Reproduce the entries exactly.

[EXCERPTED RECORDS start]

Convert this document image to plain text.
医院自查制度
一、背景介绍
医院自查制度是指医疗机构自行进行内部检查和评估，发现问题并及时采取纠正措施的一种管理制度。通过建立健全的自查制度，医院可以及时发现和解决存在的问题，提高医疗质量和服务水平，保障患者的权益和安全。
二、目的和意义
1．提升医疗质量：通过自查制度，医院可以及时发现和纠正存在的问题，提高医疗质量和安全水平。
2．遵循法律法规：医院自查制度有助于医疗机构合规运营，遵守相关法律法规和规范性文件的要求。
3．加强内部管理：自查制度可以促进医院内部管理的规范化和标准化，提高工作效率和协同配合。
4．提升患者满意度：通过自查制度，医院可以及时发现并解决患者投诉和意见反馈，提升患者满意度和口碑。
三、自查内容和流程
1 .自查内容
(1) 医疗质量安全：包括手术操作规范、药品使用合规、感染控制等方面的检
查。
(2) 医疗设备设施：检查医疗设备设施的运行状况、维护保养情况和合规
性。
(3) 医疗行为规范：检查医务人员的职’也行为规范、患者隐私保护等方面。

[EXCERPTED RECORDS end]

### RESULT BELOW
Convert this document image to plain text.
医院自查制度
一、背景介绍
医院自查制度是指医疗机构自行进行内部检查和评估，发现问题并及时采取纠正措施的一种管理制度。通过建立健全的自查制度，医院可以及时发现和解决存在的问题，提高医疗质量和服务水平，保障患者的权益和安全。
二、目的和意义
1．提升医疗质量：通过自查制度，医院可以及时发现和纠正存在的问题，提高医疗质量和安全水平。
2．遵循法律法规：医院自查制度有助于医疗机构合规运营，遵守相关法律法规和规范性文件的要求。
3．加强内部管理：自查制度可以促进医院内部管理的规范化和标准化，提高工作效率和协同配合。
4．提升患者满意度：通过自查制度，医院可以及时发现并解决患者投诉和意见反馈，提升患者满意度和口碑。
三、自查内容和流程
1 .自查内容
(1) 医疗质量安全：包括手术操作规范、药品使用合规、感染控制等方面的检
查。
(2) 医疗设备设施：检查医疗设备设施的运行状况、维护保养情况和合规
性。
(3) 医疗行为规范：检查医务人员的职’也行为规范、患者隐私保护等方面。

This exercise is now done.